Aim: Make an exact copy of the records, with the images left out.

---------------

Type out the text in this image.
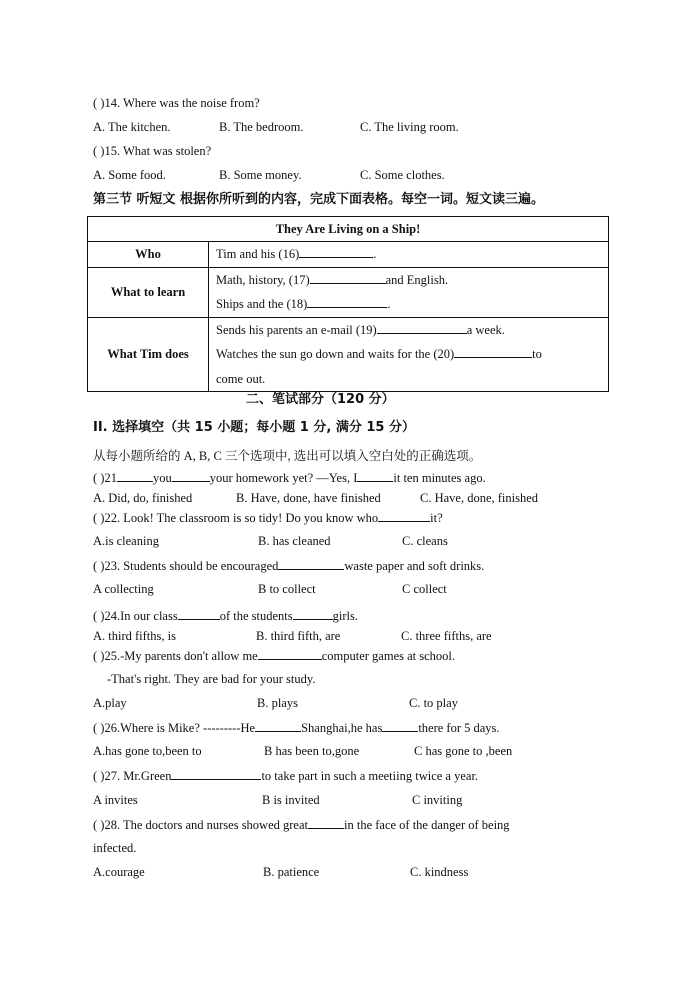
( )14. Where was the noise from?
A. The kitchen.	B. The bedroom.	C. The living room.
( )15. What was stolen?
A. Some food.	B. Some money.	C. Some clothes.
第三节 听短文 根据你所听到的内容，完成下面表格。每空一词。短文读三遍。
They Are Living on a Ship!	
Who	Tim and his (16) .

What to learn	Math, history, (17) and English.
Ships and the (18) .

What Tim does	Sends his parents an e-mail (19) a week.
Watches the sun go down and waits for the (20) to
come out.
二、笔试部分（120 分）
II. 选择填空（共 15 小题；每小题 1 分, 满分 15 分）
从每小题所给的 A, B, C 三个选项中, 选出可以填入空白处的正确选项。
( )21	you	your homework yet? —Yes, I	it ten minutes ago.
A. Did, do, finished	B. Have, done, have finished	C. Have, done, finished
( )22. Look! The classroom is so tidy! Do you know who	it?
A.is cleaning	B. has cleaned	C. cleans
( )23. Students should be encouraged	waste paper and soft drinks.
A collecting	B to collect	C collect
( )24.In our class	of the students	girls.
A. third fifths, is	B. third fifth, are	C. three fifths, are
( )25.-My parents don't allow me	computer games at school.
-That's right. They are bad for your study.
A.play	B. plays	C. to play
( )26.Where is Mike? ---------He	Shanghai,he has	there for 5 days.
A.has gone to,been to	B has been to,gone	C has gone to ,been
( )27. Mr.Green	to take part in such a meetiing twice a year.
A invites	B is invited	C inviting
( )28. The doctors and nurses showed great	in the face of the danger of being
infected.
A.courage	B. patience	C. kindness
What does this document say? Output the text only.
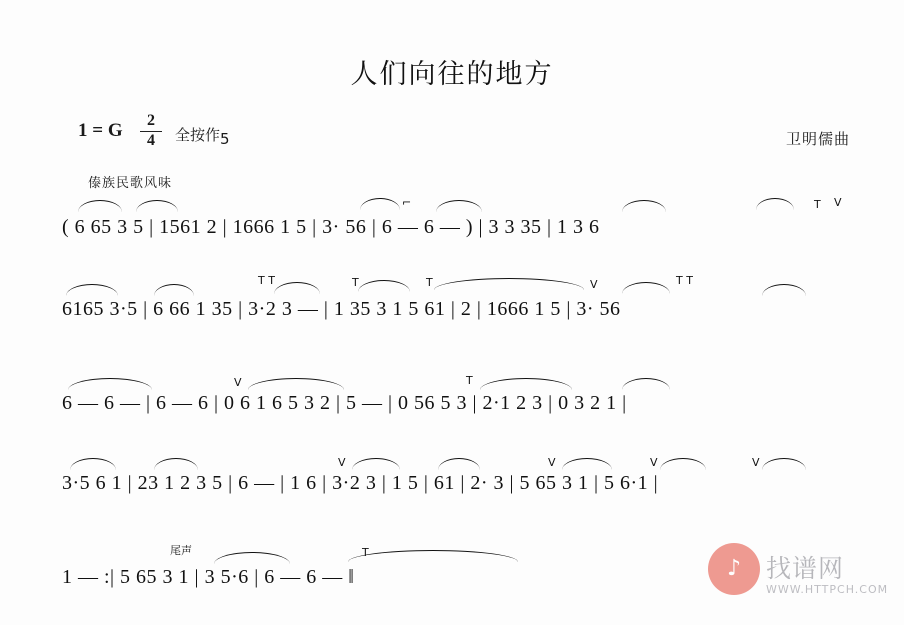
人们向往的地方
1 = G	2
4	全按作5	卫明儒曲
傣族民歌风味
⌐	T V
( 6 65 3 5 | 1561 2 | 1666 1 5 | 3· 56 | 6 — 6 — ) | 3 3 35 | 1 3 6
T T	T	T	V	T T
6165 3·5 | 6 66 1 35 | 3·2 3 — | 1 35 3 1 5 61 | 2 | 1666 1 5 | 3· 56
V	T
6 — 6 — | 6 — 6 | 0 6 1 6 5 3 2 | 5 — | 0 56 5 3 | 2·1 2 3 | 0 3 2 1 |
V	V	V	V
3·5 6 1 | 23 1 2 3 5 | 6 — | 1 6 | 3·2 3 | 1 5 | 61 | 2· 3 | 5 65 3 1 | 5 6·1 |
尾声	T
1 — :| 5 65 3 1 | 3 5·6 | 6 — 6 — ‖	♪ 找谱网
WWW.HTTPCH.COM
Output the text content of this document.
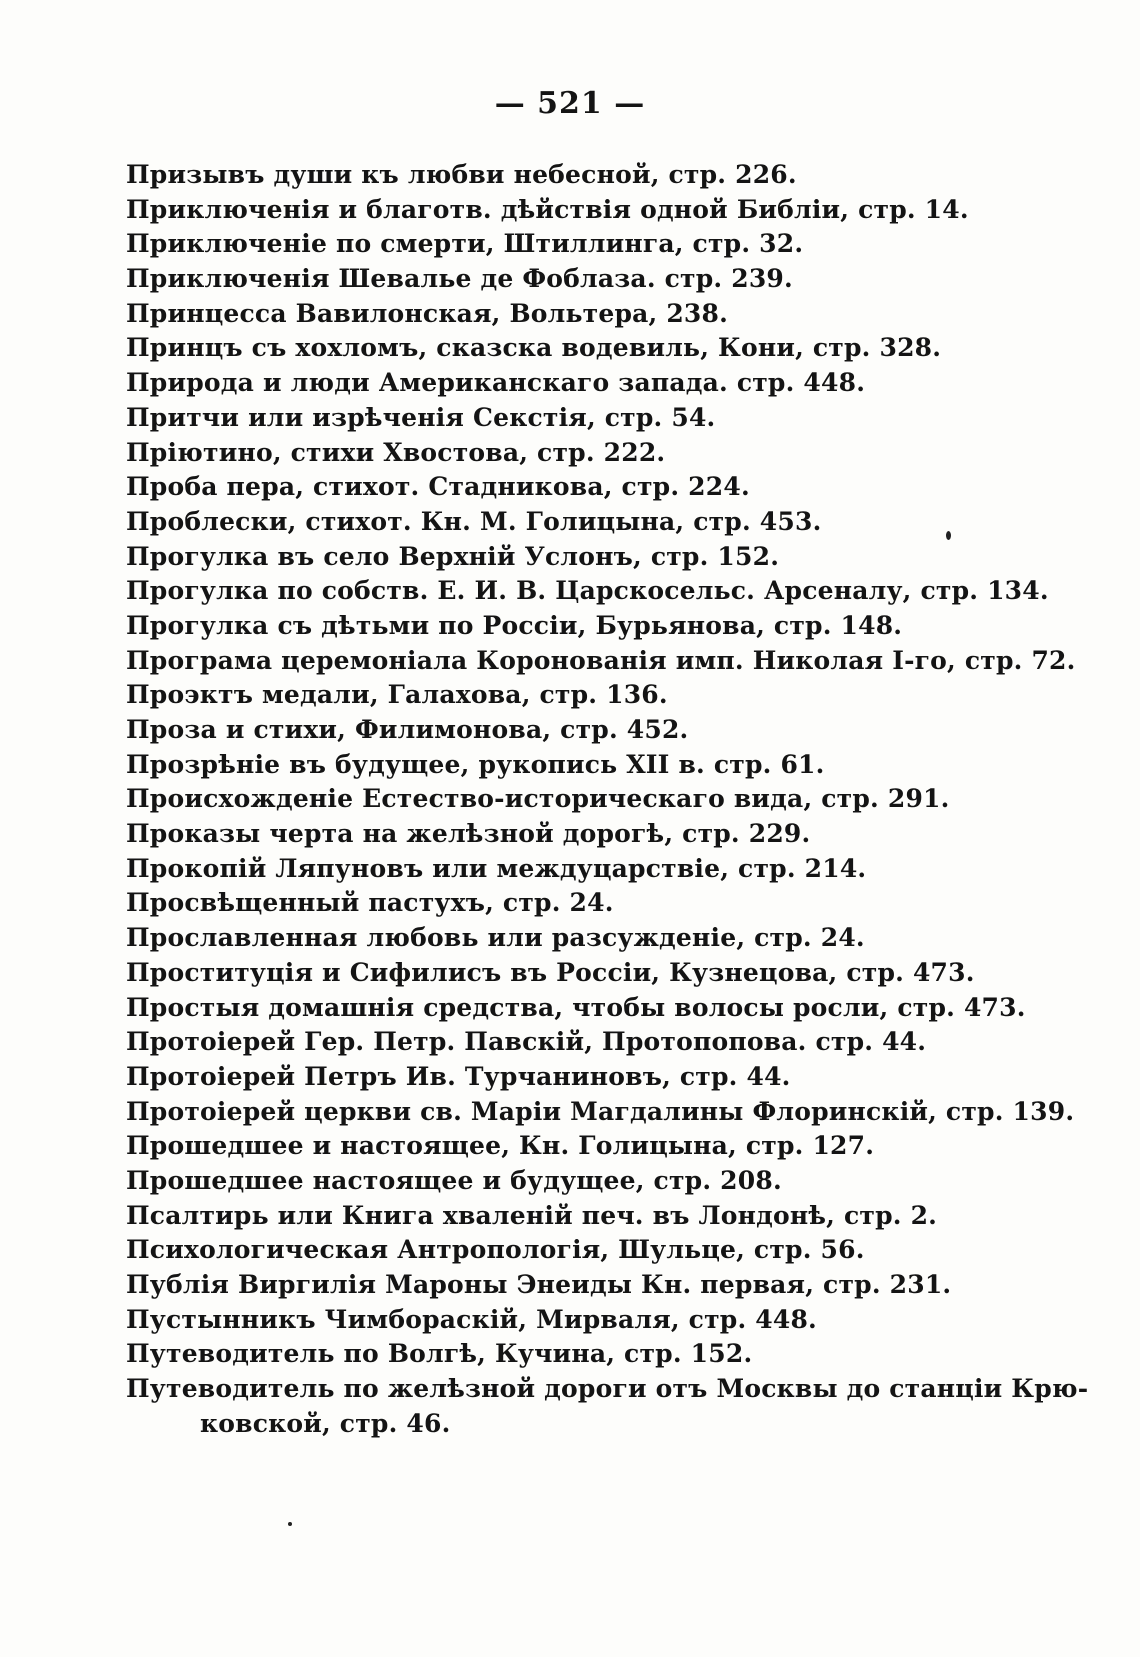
— 521 —
Призывъ души къ любви небесной, стр. 226.
Приключенiя и благотв. дѣйствiя одной Библiи, стр. 14.
Приключенiе по смерти, Штиллинга, стр. 32.
Приключенiя Шевалье де Фоблаза. стр. 239.
Принцесса Вавилонская, Вольтера, 238.
Принцъ съ хохломъ, сказска водевиль, Кони, стр. 328.
Природа и люди Американскаго запада. стр. 448.
Притчи или изрѣченiя Секстiя, стр. 54.
Прiютино, стихи Хвостова, стр. 222.
Проба пера, стихот. Стадникова, стр. 224.
Проблески, стихот. Кн. М. Голицына, стр. 453.
Прогулка въ село Верхнiй Услонъ, стр. 152.
Прогулка по собств. Е. И. В. Царскосельс. Арсеналу, стр. 134.
Прогулка съ дѣтьми по Россiи, Бурьянова, стр. 148.
Програма церемонiала Коронованiя имп. Николая I-го, стр. 72.
Проэктъ медали, Галахова, стр. 136.
Проза и стихи, Филимонова, стр. 452.
Прозрѣнiе въ будущее, рукопись XII в. стр. 61.
Происхожденiе Естество-историческаго вида, стр. 291.
Проказы черта на желѣзной дорогѣ, стр. 229.
Прокопiй Ляпуновъ или междуцарствiе, стр. 214.
Просвѣщенный пастухъ, стр. 24.
Прославленная любовь или разсужденiе, стр. 24.
Проституцiя и Сифилисъ въ Россiи, Кузнецова, стр. 473.
Простыя домашнiя средства, чтобы волосы росли, стр. 473.
Протоiерей Гер. Петр. Павскiй, Протопопова. стр. 44.
Протоiерей Петръ Ив. Турчаниновъ, стр. 44.
Протоiерей церкви св. Марiи Магдалины Флоринскiй, стр. 139.
Прошедшее и настоящее, Кн. Голицына, стр. 127.
Прошедшее настоящее и будущее, стр. 208.
Псалтирь или Книга хваленiй печ. въ Лондонѣ, стр. 2.
Психологическая Антропологiя, Шульце, стр. 56.
Публiя Виргилiя Мароны Энеиды Кн. первая, стр. 231.
Пустынникъ Чимбораскiй, Мирваля, стр. 448.
Путеводитель по Волгѣ, Кучина, стр. 152.
Путеводитель по желѣзной дороги отъ Москвы до станцiи Крю-
ковской, стр. 46.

---------------

In response:
Type out the text in this image.
( )14. Where was the noise from?
A. The kitchen.	B. The bedroom.	C. The living room.
( )15. What was stolen?
A. Some food.	B. Some money.	C. Some clothes.
第三节 听短文 根据你所听到的内容，完成下面表格。每空一词。短文读三遍。
They Are Living on a Ship!	
Who	Tim and his (16) .

What to learn	Math, history, (17) and English.
Ships and the (18) .

What Tim does	Sends his parents an e-mail (19) a week.
Watches the sun go down and waits for the (20) to
come out.
二、笔试部分（120 分）
II. 选择填空（共 15 小题；每小题 1 分, 满分 15 分）
从每小题所给的 A, B, C 三个选项中, 选出可以填入空白处的正确选项。
( )21	you	your homework yet? —Yes, I	it ten minutes ago.
A. Did, do, finished	B. Have, done, have finished	C. Have, done, finished
( )22. Look! The classroom is so tidy! Do you know who	it?
A.is cleaning	B. has cleaned	C. cleans
( )23. Students should be encouraged	waste paper and soft drinks.
A collecting	B to collect	C collect
( )24.In our class	of the students	girls.
A. third fifths, is	B. third fifth, are	C. three fifths, are
( )25.-My parents don't allow me	computer games at school.
-That's right. They are bad for your study.
A.play	B. plays	C. to play
( )26.Where is Mike? ---------He	Shanghai,he has	there for 5 days.
A.has gone to,been to	B has been to,gone	C has gone to ,been
( )27. Mr.Green	to take part in such a meetiing twice a year.
A invites	B is invited	C inviting
( )28. The doctors and nurses showed great	in the face of the danger of being
infected.
A.courage	B. patience	C. kindness
What does this document say? Output the text only.
人们向往的地方
1 = G	2
4	全按作5	卫明儒曲
傣族民歌风味
⌐	T V
( 6 65 3 5 | 1561 2 | 1666 1 5 | 3· 56 | 6 — 6 — ) | 3 3 35 | 1 3 6
T T	T	T	V	T T
6165 3·5 | 6 66 1 35 | 3·2 3 — | 1 35 3 1 5 61 | 2 | 1666 1 5 | 3· 56
V	T
6 — 6 — | 6 — 6 | 0 6 1 6 5 3 2 | 5 — | 0 56 5 3 | 2·1 2 3 | 0 3 2 1 |
V	V	V	V
3·5 6 1 | 23 1 2 3 5 | 6 — | 1 6 | 3·2 3 | 1 5 | 61 | 2· 3 | 5 65 3 1 | 5 6·1 |
尾声	T
1 — :| 5 65 3 1 | 3 5·6 | 6 — 6 — ‖	♪ 找谱网
WWW.HTTPCH.COM
Output the text content of this document.
— 521 —
Призывъ души къ любви небесной, стр. 226.
Приключенiя и благотв. дѣйствiя одной Библiи, стр. 14.
Приключенiе по смерти, Штиллинга, стр. 32.
Приключенiя Шевалье де Фоблаза. стр. 239.
Принцесса Вавилонская, Вольтера, 238.
Принцъ съ хохломъ, сказска водевиль, Кони, стр. 328.
Природа и люди Американскаго запада. стр. 448.
Притчи или изрѣченiя Секстiя, стр. 54.
Прiютино, стихи Хвостова, стр. 222.
Проба пера, стихот. Стадникова, стр. 224.
Проблески, стихот. Кн. М. Голицына, стр. 453.
Прогулка въ село Верхнiй Услонъ, стр. 152.
Прогулка по собств. Е. И. В. Царскосельс. Арсеналу, стр. 134.
Прогулка съ дѣтьми по Россiи, Бурьянова, стр. 148.
Програма церемонiала Коронованiя имп. Николая I-го, стр. 72.
Проэктъ медали, Галахова, стр. 136.
Проза и стихи, Филимонова, стр. 452.
Прозрѣнiе въ будущее, рукопись XII в. стр. 61.
Происхожденiе Естество-историческаго вида, стр. 291.
Проказы черта на желѣзной дорогѣ, стр. 229.
Прокопiй Ляпуновъ или междуцарствiе, стр. 214.
Просвѣщенный пастухъ, стр. 24.
Прославленная любовь или разсужденiе, стр. 24.
Проституцiя и Сифилисъ въ Россiи, Кузнецова, стр. 473.
Простыя домашнiя средства, чтобы волосы росли, стр. 473.
Протоiерей Гер. Петр. Павскiй, Протопопова. стр. 44.
Протоiерей Петръ Ив. Турчаниновъ, стр. 44.
Протоiерей церкви св. Марiи Магдалины Флоринскiй, стр. 139.
Прошедшее и настоящее, Кн. Голицына, стр. 127.
Прошедшее настоящее и будущее, стр. 208.
Псалтирь или Книга хваленiй печ. въ Лондонѣ, стр. 2.
Психологическая Антропологiя, Шульце, стр. 56.
Публiя Виргилiя Мароны Энеиды Кн. первая, стр. 231.
Пустынникъ Чимбораскiй, Мирваля, стр. 448.
Путеводитель по Волгѣ, Кучина, стр. 152.
Путеводитель по желѣзной дороги отъ Москвы до станцiи Крю-
ковской, стр. 46.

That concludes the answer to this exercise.